* _The data_:
------------------------------------------------------------------------
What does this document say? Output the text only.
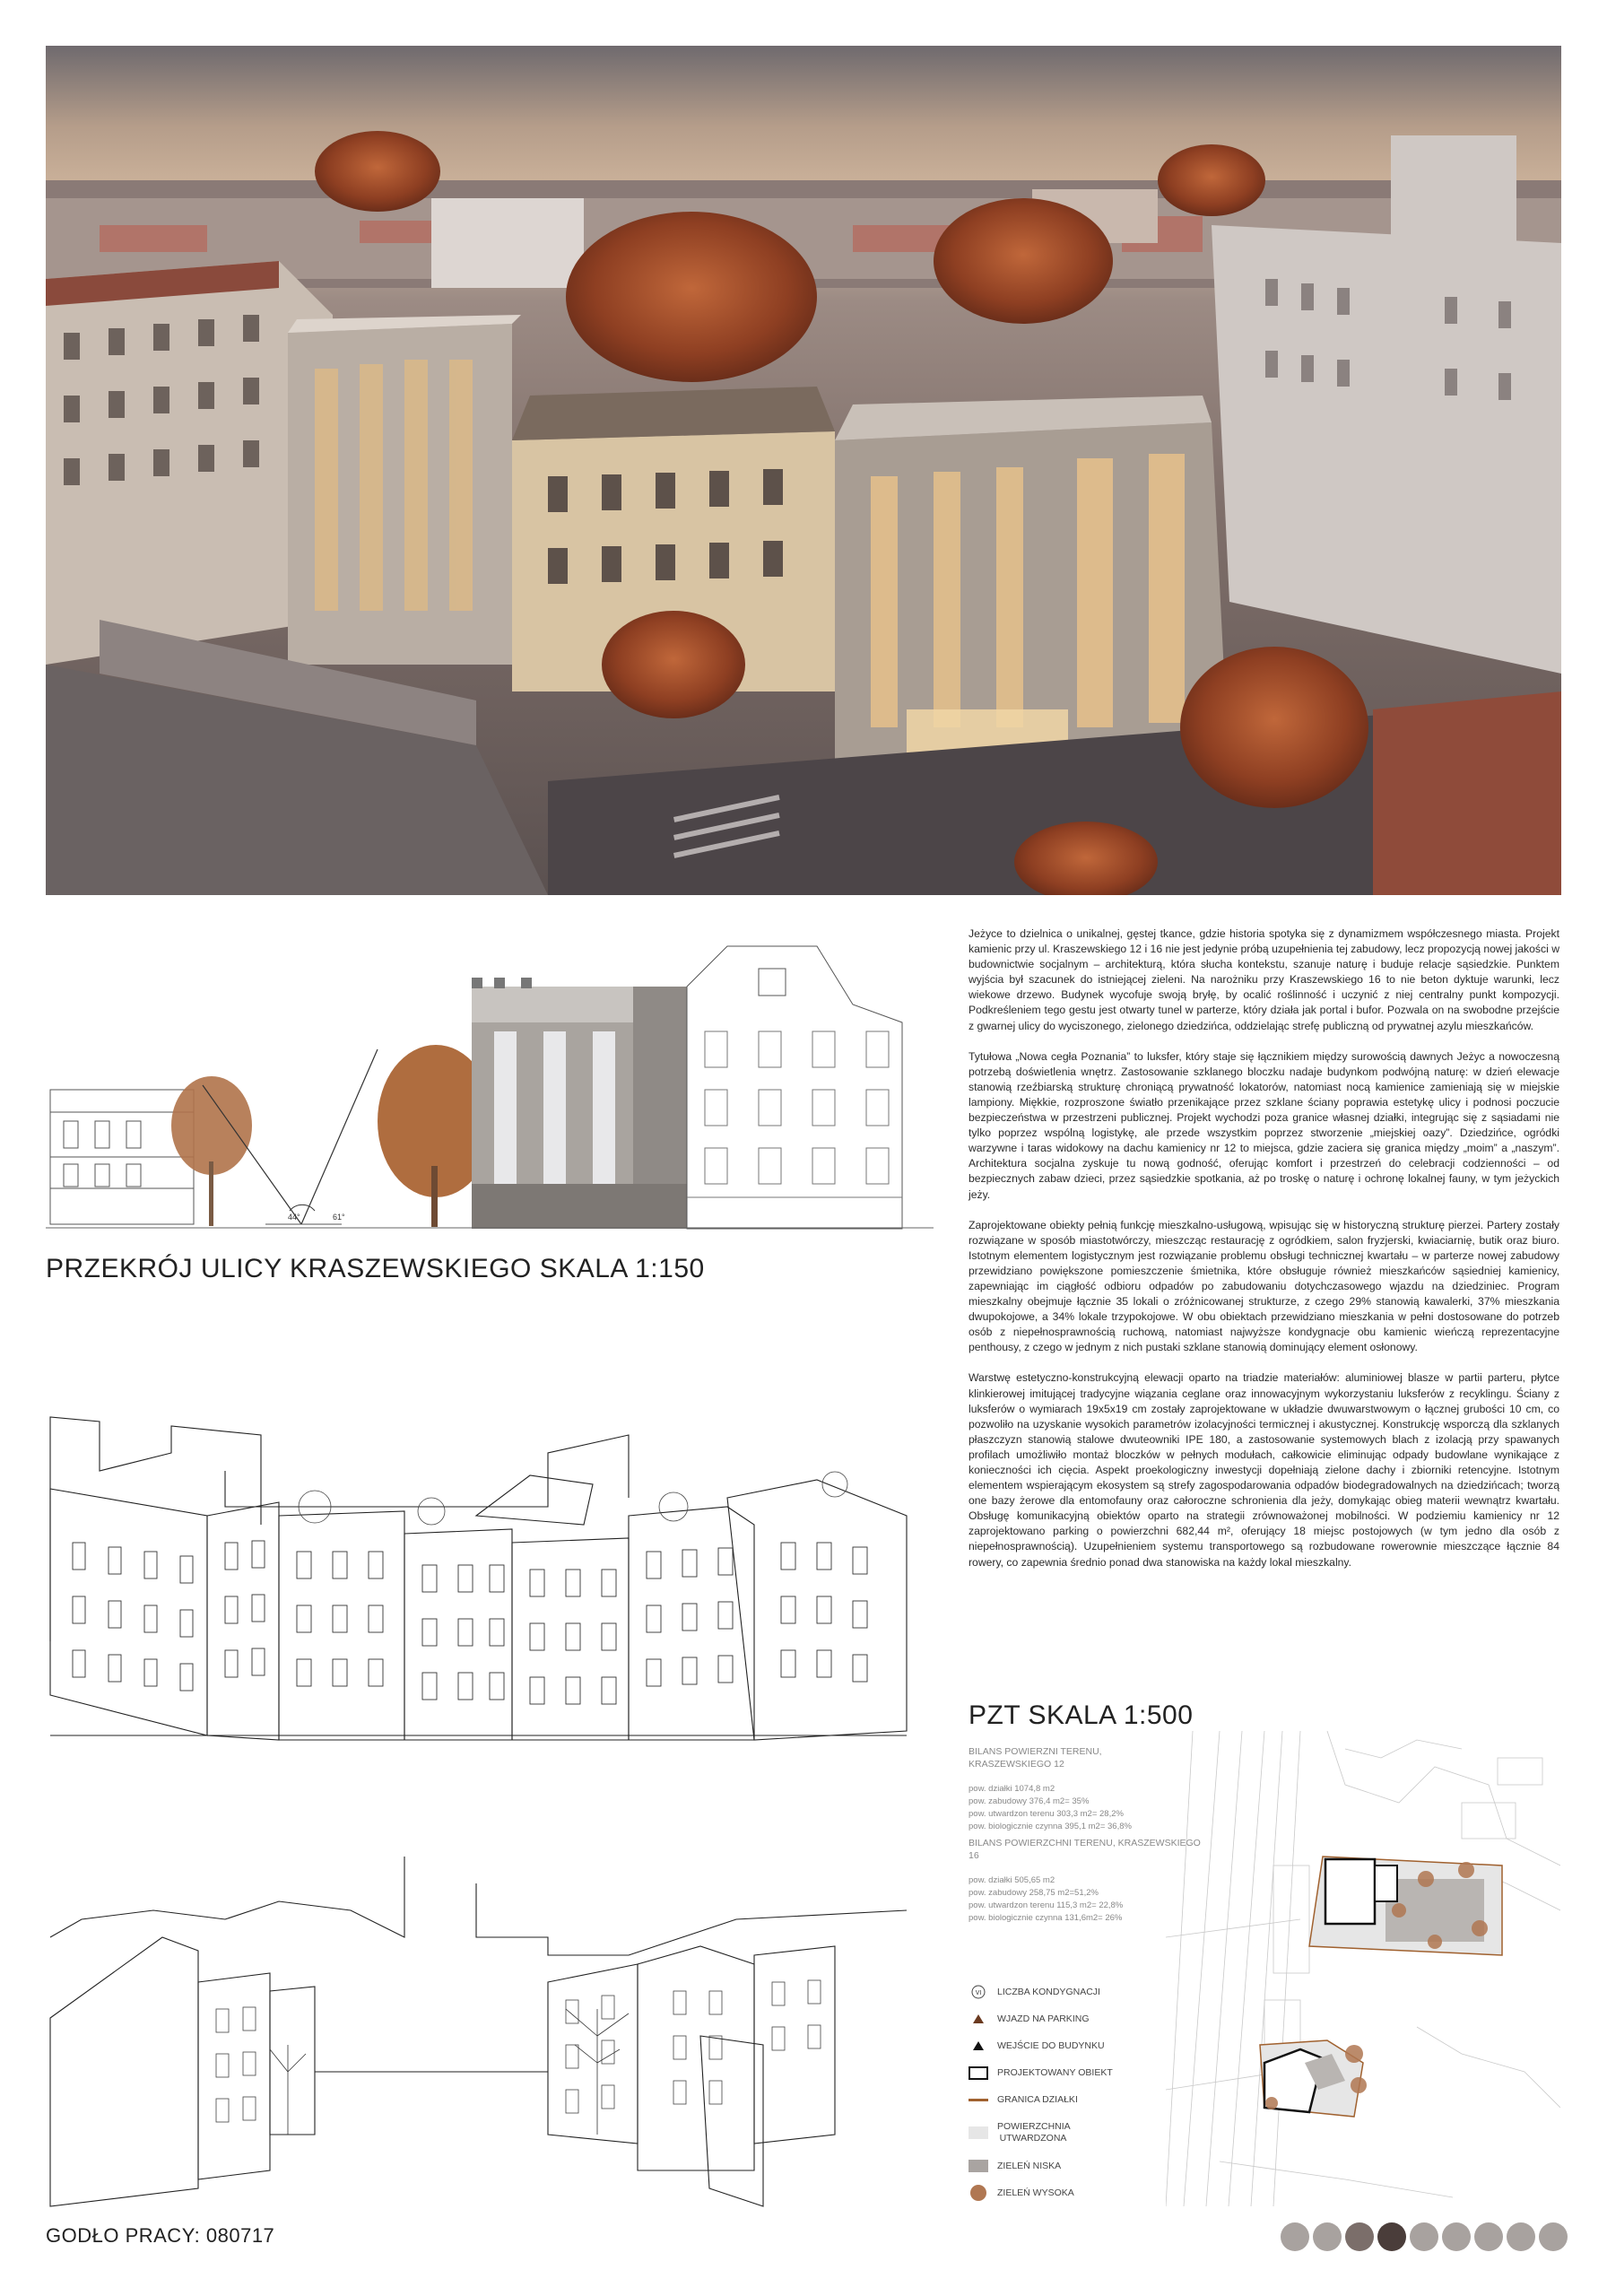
44°	61°
PRZEKRÓJ ULICY KRASZEWSKIEGO SKALA 1:150

Jeżyce to dzielnica o unikalnej, gęstej tkance, gdzie historia spotyka się z dynamizmem współczesnego miasta. Projekt kamienic przy ul. Kraszewskiego 12 i 16 nie jest jedynie próbą uzupełnienia tej zabudowy, lecz propozycją nowej jakości w budownictwie socjalnym – architekturą, która słucha kontekstu, szanuje naturę i buduje relacje sąsiedzkie. Punktem wyjścia był szacunek do istniejącej zieleni. Na narożniku przy Kraszewskiego 16 to nie beton dyktuje warunki, lecz wiekowe drzewo. Budynek wycofuje swoją bryłę, by ocalić roślinność i uczynić z niej centralny punkt kompozycji. Podkreśleniem tego gestu jest otwarty tunel w parterze, który działa jak portal i bufor. Pozwala on na swobodne przejście z gwarnej ulicy do wyciszonego, zielonego dziedzińca, oddzielając strefę publiczną od prywatnej azylu mieszkańców.

Tytułowa „Nowa cegła Poznania” to luksfer, który staje się łącznikiem między surowością dawnych Jeżyc a nowoczesną potrzebą doświetlenia wnętrz. Zastosowanie szklanego bloczku nadaje budynkom podwójną naturę: w dzień elewacje stanowią rzeźbiarską strukturę chroniącą prywatność lokatorów, natomiast nocą kamienice zamieniają się w miejskie lampiony. Miękkie, rozproszone światło przenikające przez szklane ściany poprawia estetykę ulicy i podnosi poczucie bezpieczeństwa w przestrzeni publicznej. Projekt wychodzi poza granice własnej działki, integrując się z sąsiadami nie tylko poprzez wspólną logistykę, ale przede wszystkim poprzez stworzenie „miejskiej oazy”. Dziedzińce, ogródki warzywne i taras widokowy na dachu kamienicy nr 12 to miejsca, gdzie zaciera się granica między „moim” a „naszym”. Architektura socjalna zyskuje tu nową godność, oferując komfort i przestrzeń do celebracji codzienności – od bezpiecznych zabaw dzieci, przez sąsiedzkie spotkania, aż po troskę o naturę i ochronę lokalnej fauny, w tym jeżyckich jeży.

Zaprojektowane obiekty pełnią funkcję mieszkalno-usługową, wpisując się w historyczną strukturę pierzei. Partery zostały rozwiązane w sposób miastotwórczy, mieszcząc restaurację z ogródkiem, salon fryzjerski, kwiaciarnię, butik oraz biuro. Istotnym elementem logistycznym jest rozwiązanie problemu obsługi technicznej kwartału – w parterze nowej zabudowy przewidziano powiększone pomieszczenie śmietnika, które obsługuje również mieszkańców sąsiedniej kamienicy, zapewniając im ciągłość odbioru odpadów po zabudowaniu dotychczasowego wjazdu na dziedziniec. Program mieszkalny obejmuje łącznie 35 lokali o zróżnicowanej strukturze, z czego 29% stanowią kawalerki, 37% mieszkania dwupokojowe, a 34% lokale trzypokojowe. W obu obiektach przewidziano mieszkania w pełni dostosowane do potrzeb osób z niepełnosprawnością ruchową, natomiast najwyższe kondygnacje obu kamienic wieńczą reprezentacyjne penthousy, z czego w jednym z nich pustaki szklane stanowią dominujący element osłonowy.

Warstwę estetyczno-konstrukcyjną elewacji oparto na triadzie materiałów: aluminiowej blasze w partii parteru, płytce klinkierowej imitującej tradycyjne wiązania ceglane oraz innowacyjnym wykorzystaniu luksferów z recyklingu. Ściany z luksferów o wymiarach 19x5x19 cm zostały zaprojektowane w układzie dwuwarstwowym o łącznej grubości 10 cm, co pozwoliło na uzyskanie wysokich parametrów izolacyjności termicznej i akustycznej. Konstrukcję wsporczą dla szklanych płaszczyzn stanowią stalowe dwuteowniki IPE 180, a zastosowanie systemowych blach z izolacją przy spawanych profilach umożliwiło montaż bloczków w pełnych modułach, całkowicie eliminując odpady budowlane wynikające z konieczności ich cięcia. Aspekt proekologiczny inwestycji dopełniają zielone dachy i zbiorniki retencyjne. Istotnym elementem wspierającym ekosystem są strefy zagospodarowania odpadów biodegradowalnych na dziedzińcach; tworzą one bazy żerowe dla entomofauny oraz całoroczne schronienia dla jeży, domykając obieg materii wewnątrz kwartału. Obsługę komunikacyjną obiektów oparto na strategii zrównoważonej mobilności. W podziemiu kamienicy nr 12 zaprojektowano parking o powierzchni 682,44 m², oferujący 18 miejsc postojowych (w tym jedno dla osób z niepełnosprawnością). Uzupełnieniem systemu transportowego są rozbudowane rowerownie mieszczące łącznie 84 rowery, co zapewnia średnio ponad dwa stanowiska na każdy lokal mieszkalny.

PZT SKALA 1:500
BILANS POWIERZNI TERENU, KRASZEWSKIEGO 12
pow. działki 1074,8 m2
pow. zabudowy 376,4 m2= 35%
pow. utwardzon terenu 303,3 m2= 28,2%
pow. biologicznie czynna 395,1 m2= 36,8%
BILANS POWIERZCHNI TERENU, KRASZEWSKIEGO 16
pow. działki 505,65 m2
pow. zabudowy 258,75 m2=51,2%
pow. utwardzon terenu 115,3 m2= 22,8%
pow. biologicznie czynna 131,6m2= 26%
VI LICZBA KONDYGNACJI
WJAZD NA PARKING
WEJŚCIE DO BUDYNKU
PROJEKTOWANY OBIEKT
GRANICA DZIAŁKI
POWIERZCHNIA UTWARDZONA
ZIELEŃ NISKA
ZIELEŃ WYSOKA
GODŁO PRACY: 080717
------------------------------------------------------------------------
* _Task goal_: Restate the records above in full, word for word. Keep pictures out.

* _Output of the exercise_:
What does this document say? Output the text only.
44°	61°
PRZEKRÓJ ULICY KRASZEWSKIEGO SKALA 1:150

Jeżyce to dzielnica o unikalnej, gęstej tkance, gdzie historia spotyka się z dynamizmem współczesnego miasta. Projekt kamienic przy ul. Kraszewskiego 12 i 16 nie jest jedynie próbą uzupełnienia tej zabudowy, lecz propozycją nowej jakości w budownictwie socjalnym – architekturą, która słucha kontekstu, szanuje naturę i buduje relacje sąsiedzkie. Punktem wyjścia był szacunek do istniejącej zieleni. Na narożniku przy Kraszewskiego 16 to nie beton dyktuje warunki, lecz wiekowe drzewo. Budynek wycofuje swoją bryłę, by ocalić roślinność i uczynić z niej centralny punkt kompozycji. Podkreśleniem tego gestu jest otwarty tunel w parterze, który działa jak portal i bufor. Pozwala on na swobodne przejście z gwarnej ulicy do wyciszonego, zielonego dziedzińca, oddzielając strefę publiczną od prywatnej azylu mieszkańców.

Tytułowa „Nowa cegła Poznania” to luksfer, który staje się łącznikiem między surowością dawnych Jeżyc a nowoczesną potrzebą doświetlenia wnętrz. Zastosowanie szklanego bloczku nadaje budynkom podwójną naturę: w dzień elewacje stanowią rzeźbiarską strukturę chroniącą prywatność lokatorów, natomiast nocą kamienice zamieniają się w miejskie lampiony. Miękkie, rozproszone światło przenikające przez szklane ściany poprawia estetykę ulicy i podnosi poczucie bezpieczeństwa w przestrzeni publicznej. Projekt wychodzi poza granice własnej działki, integrując się z sąsiadami nie tylko poprzez wspólną logistykę, ale przede wszystkim poprzez stworzenie „miejskiej oazy”. Dziedzińce, ogródki warzywne i taras widokowy na dachu kamienicy nr 12 to miejsca, gdzie zaciera się granica między „moim” a „naszym”. Architektura socjalna zyskuje tu nową godność, oferując komfort i przestrzeń do celebracji codzienności – od bezpiecznych zabaw dzieci, przez sąsiedzkie spotkania, aż po troskę o naturę i ochronę lokalnej fauny, w tym jeżyckich jeży.

Zaprojektowane obiekty pełnią funkcję mieszkalno-usługową, wpisując się w historyczną strukturę pierzei. Partery zostały rozwiązane w sposób miastotwórczy, mieszcząc restaurację z ogródkiem, salon fryzjerski, kwiaciarnię, butik oraz biuro. Istotnym elementem logistycznym jest rozwiązanie problemu obsługi technicznej kwartału – w parterze nowej zabudowy przewidziano powiększone pomieszczenie śmietnika, które obsługuje również mieszkańców sąsiedniej kamienicy, zapewniając im ciągłość odbioru odpadów po zabudowaniu dotychczasowego wjazdu na dziedziniec. Program mieszkalny obejmuje łącznie 35 lokali o zróżnicowanej strukturze, z czego 29% stanowią kawalerki, 37% mieszkania dwupokojowe, a 34% lokale trzypokojowe. W obu obiektach przewidziano mieszkania w pełni dostosowane do potrzeb osób z niepełnosprawnością ruchową, natomiast najwyższe kondygnacje obu kamienic wieńczą reprezentacyjne penthousy, z czego w jednym z nich pustaki szklane stanowią dominujący element osłonowy.

Warstwę estetyczno-konstrukcyjną elewacji oparto na triadzie materiałów: aluminiowej blasze w partii parteru, płytce klinkierowej imitującej tradycyjne wiązania ceglane oraz innowacyjnym wykorzystaniu luksferów z recyklingu. Ściany z luksferów o wymiarach 19x5x19 cm zostały zaprojektowane w układzie dwuwarstwowym o łącznej grubości 10 cm, co pozwoliło na uzyskanie wysokich parametrów izolacyjności termicznej i akustycznej. Konstrukcję wsporczą dla szklanych płaszczyzn stanowią stalowe dwuteowniki IPE 180, a zastosowanie systemowych blach z izolacją przy spawanych profilach umożliwiło montaż bloczków w pełnych modułach, całkowicie eliminując odpady budowlane wynikające z konieczności ich cięcia. Aspekt proekologiczny inwestycji dopełniają zielone dachy i zbiorniki retencyjne. Istotnym elementem wspierającym ekosystem są strefy zagospodarowania odpadów biodegradowalnych na dziedzińcach; tworzą one bazy żerowe dla entomofauny oraz całoroczne schronienia dla jeży, domykając obieg materii wewnątrz kwartału. Obsługę komunikacyjną obiektów oparto na strategii zrównoważonej mobilności. W podziemiu kamienicy nr 12 zaprojektowano parking o powierzchni 682,44 m², oferujący 18 miejsc postojowych (w tym jedno dla osób z niepełnosprawnością). Uzupełnieniem systemu transportowego są rozbudowane rowerownie mieszczące łącznie 84 rowery, co zapewnia średnio ponad dwa stanowiska na każdy lokal mieszkalny.

PZT SKALA 1:500
BILANS POWIERZNI TERENU, KRASZEWSKIEGO 12
pow. działki 1074,8 m2
pow. zabudowy 376,4 m2= 35%
pow. utwardzon terenu 303,3 m2= 28,2%
pow. biologicznie czynna 395,1 m2= 36,8%
BILANS POWIERZCHNI TERENU, KRASZEWSKIEGO 16
pow. działki 505,65 m2
pow. zabudowy 258,75 m2=51,2%
pow. utwardzon terenu 115,3 m2= 22,8%
pow. biologicznie czynna 131,6m2= 26%
VI LICZBA KONDYGNACJI
WJAZD NA PARKING
WEJŚCIE DO BUDYNKU
PROJEKTOWANY OBIEKT
GRANICA DZIAŁKI
POWIERZCHNIA UTWARDZONA
ZIELEŃ NISKA
ZIELEŃ WYSOKA
GODŁO PRACY: 080717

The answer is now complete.